| INSTRUCTIONS FOR THE TASK |
Copy every line of the records below word for word, leaving out the picture lines.

| DATASET RECORDS |
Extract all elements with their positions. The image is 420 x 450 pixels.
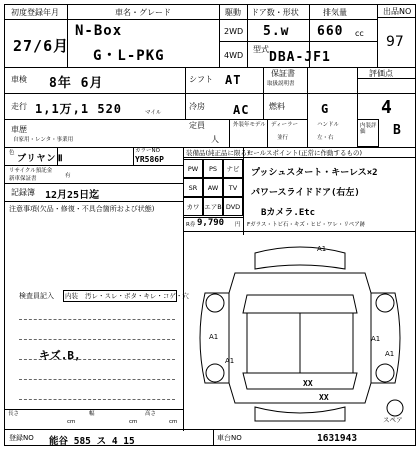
length-unit: cm [67,419,76,425]
recycle-value: 有 [65,173,71,179]
mileage-value: 1,1万,1 520 [35,102,123,116]
mileage-label: 走行 [11,102,27,111]
fuel-label: 燃料 [269,102,285,111]
damage-mark: XX [303,379,313,388]
damage-mark: A1 [385,350,395,358]
score-value: 4 [381,97,393,118]
dealer-sub: 並行 [277,135,289,141]
inspector-interior-items: 汚レ・スレ・ボタ・キレ・コゲ・穴 [85,292,189,300]
model-value: DBA-JF1 [269,50,331,65]
equipment-label: 装備品(純正品に限る) [186,149,250,157]
history-label: 車歴 [11,125,27,134]
divider [247,5,248,67]
divider [377,5,378,67]
divider [183,231,415,232]
equipment-item: カワ [183,197,203,216]
displacement-value: 660 [317,24,344,39]
door-label: ドア数・形状 [251,8,299,17]
ac-value: AC [233,103,250,117]
line [19,379,175,380]
divider [5,201,183,202]
divider [267,119,268,147]
capacity-label: 定員 [189,121,205,130]
history-sub: 自家用・レンタ・事業用 [13,137,74,143]
shift-label: シフト [189,75,213,84]
inspector-note: キズ.B, [39,349,81,362]
divider [5,429,415,430]
auction-sheet [4,4,416,446]
r-label: R券 [186,222,196,228]
damage-mark: A1 [317,245,327,253]
reg-no-label: 登録NO [9,434,34,442]
glass-label: Fガラス・トビ石・キズ・ヒビ・ワレ・リペア跡 [247,222,366,228]
length-label: 長さ [8,411,20,417]
width-label: 幅 [89,411,95,417]
equipment-item: PS [203,159,223,178]
divider [213,429,214,445]
door-value: 5.w [263,24,290,39]
divider [5,19,377,20]
equipment-item: SR [183,178,203,197]
divider [5,183,183,184]
divider [183,157,415,158]
divider [377,17,415,18]
selling-point-3: Bカメラ.Etc [261,208,316,218]
capacity-unit: 人 [211,135,219,144]
divider [247,41,377,42]
equipment-item: PW [183,159,203,178]
handle-sub: 左・右 [317,135,334,141]
divider [229,119,230,147]
color-no-label: カラーNO [135,148,160,154]
displacement-unit: cc [355,29,364,38]
inspection-label: 車検 [11,75,27,84]
record-label: 記録簿 [11,188,35,197]
notes-label: 注意事項(欠品・修復・不具合箇所および状態) [9,205,155,213]
car-name-label: 車名・グレード [115,8,171,17]
lot-value: 97 [386,34,404,50]
chassis-label: 車台NO [217,434,242,442]
color-value: ブリヤンⅢ [17,154,64,164]
ext-year-label: 外装年モデル [233,122,266,128]
displacement-label: 排気量 [323,8,347,17]
fuel-value: G [321,102,330,116]
divider [357,78,415,79]
divider [5,165,183,166]
handle-label: ハンドル [317,122,340,128]
divider [5,409,183,410]
divider [219,5,220,67]
drive-label: 駆動 [225,8,241,17]
equipment-item: エアB [203,197,223,216]
car-name-value: N-Box [75,23,123,39]
divider [133,147,134,165]
first-reg-label: 初度登録年月 [11,8,59,17]
reg-no-value: 能谷 585 ス 4 15 [49,436,135,447]
selling-points-label: セールスポイント(正常に作動するもの) [247,149,362,157]
grade-value: G・L-PKG [93,48,165,64]
equipment-item: AW [203,178,223,197]
equipment-item: TV [223,178,243,197]
divider [243,147,244,235]
line [19,319,175,320]
car-diagram [185,233,415,429]
color-label: 色 [9,150,15,156]
divider [5,147,415,148]
record-value: 12月25日迄 [45,190,100,201]
score-label: 評価点 [369,69,393,78]
divider [5,93,415,94]
interior-label: 内装評価 [360,123,377,135]
ac-label: 冷房 [189,102,205,111]
lot-label: 出品NO [383,7,412,16]
divider [5,67,415,68]
chassis-value: 1631943 [317,433,358,444]
line [19,399,175,400]
new-car-label: 新車保証書 [9,176,37,182]
divider [219,41,247,42]
selling-point-1: プッシュスタート・キーレス×2 [251,168,378,178]
equipment-item: DVD [223,197,243,216]
inspection-value: 8年 6月 [49,76,104,91]
recycle-label: リサイクル預託金 [9,168,53,174]
shift-value: AT [225,73,242,87]
height-unit: cm [169,419,178,425]
height-label: 高さ [145,411,157,417]
spare-label: スペア [383,416,403,424]
divider [307,67,308,147]
divider [185,67,186,119]
r-unit: 円 [235,222,241,228]
color-no-value: YR586P [135,155,164,164]
divider [5,119,307,120]
inspector-label: 検査員記入 [19,292,54,300]
damage-mark: A1 [225,357,235,365]
divider [263,67,264,93]
model-label: 型式 [253,45,269,54]
first-reg-value: 27/6月 [13,37,70,55]
line [19,339,175,340]
inspector-interior-label: 内装 [65,292,78,300]
damage-mark: A1 [371,335,381,343]
dealer-label: ディーラー [271,122,299,128]
drive-2wd: 2WD [224,27,244,36]
warranty-label: 保証書 [271,69,295,78]
selling-point-2: パワースライドドア(右左) [251,188,360,198]
damage-mark: A1 [209,333,219,341]
damage-mark: XX [319,393,329,402]
warranty-sub: 取扱説明書 [267,81,295,87]
mileage-unit: マイル [145,110,162,116]
equipment-item: ナビ [223,159,243,178]
r-value: 9,790 [197,218,225,228]
divider [263,93,264,119]
width-unit: cm [129,419,138,425]
interior-value: B [393,123,402,138]
drive-4wd: 4WD [224,51,244,60]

| RESULT FOR THIS TASK |
Extract all elements with their positions. The image is 420 x 450 pixels.
length-unit: cm [67,419,76,425]
recycle-value: 有 [65,173,71,179]
mileage-value: 1,1万,1 520 [35,102,123,116]
mileage-label: 走行 [11,102,27,111]
fuel-label: 燃料 [269,102,285,111]
damage-mark: XX [303,379,313,388]
damage-mark: A1 [385,350,395,358]
score-value: 4 [381,97,393,118]
dealer-sub: 並行 [277,135,289,141]
inspector-interior-items: 汚レ・スレ・ボタ・キレ・コゲ・穴 [85,292,189,300]
model-value: DBA-JF1 [269,50,331,65]
equipment-label: 装備品(純正品に限る) [186,149,250,157]
history-label: 車歴 [11,125,27,134]
divider [247,5,248,67]
divider [377,5,378,67]
divider [183,231,415,232]
equipment-item: カワ [183,197,203,216]
displacement-value: 660 [317,24,344,39]
door-label: ドア数・形状 [251,8,299,17]
ac-value: AC [233,103,250,117]
line [19,379,175,380]
divider [5,201,183,202]
divider [267,119,268,147]
capacity-label: 定員 [189,121,205,130]
history-sub: 自家用・レンタ・事業用 [13,137,74,143]
shift-label: シフト [189,75,213,84]
inspector-note: キズ.B, [39,349,81,362]
divider [5,429,415,430]
auction-sheet [4,4,416,446]
r-label: R券 [186,222,196,228]
damage-mark: A1 [317,245,327,253]
reg-no-label: 登録NO [9,434,34,442]
glass-label: Fガラス・トビ石・キズ・ヒビ・ワレ・リペア跡 [247,222,366,228]
length-label: 長さ [8,411,20,417]
width-label: 幅 [89,411,95,417]
equipment-item: PS [203,159,223,178]
divider [213,429,214,445]
door-value: 5.w [263,24,290,39]
divider [5,19,377,20]
equipment-item: SR [183,178,203,197]
divider [5,183,183,184]
divider [183,157,415,158]
divider [377,17,415,18]
selling-point-3: Bカメラ.Etc [261,208,316,218]
capacity-unit: 人 [211,135,219,144]
divider [247,41,377,42]
equipment-item: PW [183,159,203,178]
handle-sub: 左・右 [317,135,334,141]
divider [229,119,230,147]
color-no-label: カラーNO [135,148,160,154]
displacement-unit: cc [355,29,364,38]
inspection-label: 車検 [11,75,27,84]
record-label: 記録簿 [11,188,35,197]
notes-label: 注意事項(欠品・修復・不具合箇所および状態) [9,205,155,213]
car-name-label: 車名・グレード [115,8,171,17]
lot-value: 97 [386,34,404,50]
chassis-label: 車台NO [217,434,242,442]
color-value: ブリヤンⅢ [17,154,64,164]
ext-year-label: 外装年モデル [233,122,266,128]
displacement-label: 排気量 [323,8,347,17]
fuel-value: G [321,102,330,116]
divider [357,78,415,79]
divider [5,165,183,166]
handle-label: ハンドル [317,122,340,128]
divider [5,409,183,410]
divider [219,5,220,67]
drive-label: 駆動 [225,8,241,17]
equipment-item: エアB [203,197,223,216]
car-name-value: N-Box [75,23,123,39]
divider [133,147,134,165]
first-reg-label: 初度登録年月 [11,8,59,17]
reg-no-value: 能谷 585 ス 4 15 [49,436,135,447]
selling-points-label: セールスポイント(正常に作動するもの) [247,149,362,157]
grade-value: G・L-PKG [93,48,165,64]
equipment-item: AW [203,178,223,197]
equipment-item: TV [223,178,243,197]
divider [243,147,244,235]
line [19,319,175,320]
car-diagram [185,233,415,429]
color-label: 色 [9,150,15,156]
divider [5,147,415,148]
record-value: 12月25日迄 [45,190,100,201]
score-label: 評価点 [369,69,393,78]
divider [5,93,415,94]
interior-label: 内装評価 [360,123,377,135]
ac-label: 冷房 [189,102,205,111]
lot-label: 出品NO [383,7,412,16]
divider [5,67,415,68]
chassis-value: 1631943 [317,433,358,444]
line [19,399,175,400]
new-car-label: 新車保証書 [9,176,37,182]
divider [219,41,247,42]
selling-point-1: プッシュスタート・キーレス×2 [251,168,378,178]
equipment-item: DVD [223,197,243,216]
inspection-value: 8年 6月 [49,76,104,91]
recycle-label: リサイクル預託金 [9,168,53,174]
shift-value: AT [225,73,242,87]
height-unit: cm [169,419,178,425]
height-label: 高さ [145,411,157,417]
spare-label: スペア [383,416,403,424]
divider [307,67,308,147]
divider [185,67,186,119]
r-unit: 円 [235,222,241,228]
color-no-value: YR586P [135,155,164,164]
divider [5,119,307,120]
inspector-label: 検査員記入 [19,292,54,300]
damage-mark: A1 [225,357,235,365]
divider [263,67,264,93]
model-label: 型式 [253,45,269,54]
first-reg-value: 27/6月 [13,37,70,55]
line [19,339,175,340]
inspector-interior-label: 内装 [65,292,78,300]
damage-mark: A1 [371,335,381,343]
dealer-label: ディーラー [271,122,299,128]
drive-2wd: 2WD [224,27,244,36]
warranty-label: 保証書 [271,69,295,78]
selling-point-2: パワースライドドア(右左) [251,188,360,198]
damage-mark: A1 [209,333,219,341]
damage-mark: XX [319,393,329,402]
warranty-sub: 取扱説明書 [267,81,295,87]
mileage-unit: マイル [145,110,162,116]
equipment-item: ナビ [223,159,243,178]
r-value: 9,790 [197,218,225,228]
divider [263,93,264,119]
width-unit: cm [129,419,138,425]
interior-value: B [393,123,402,138]
drive-4wd: 4WD [224,51,244,60]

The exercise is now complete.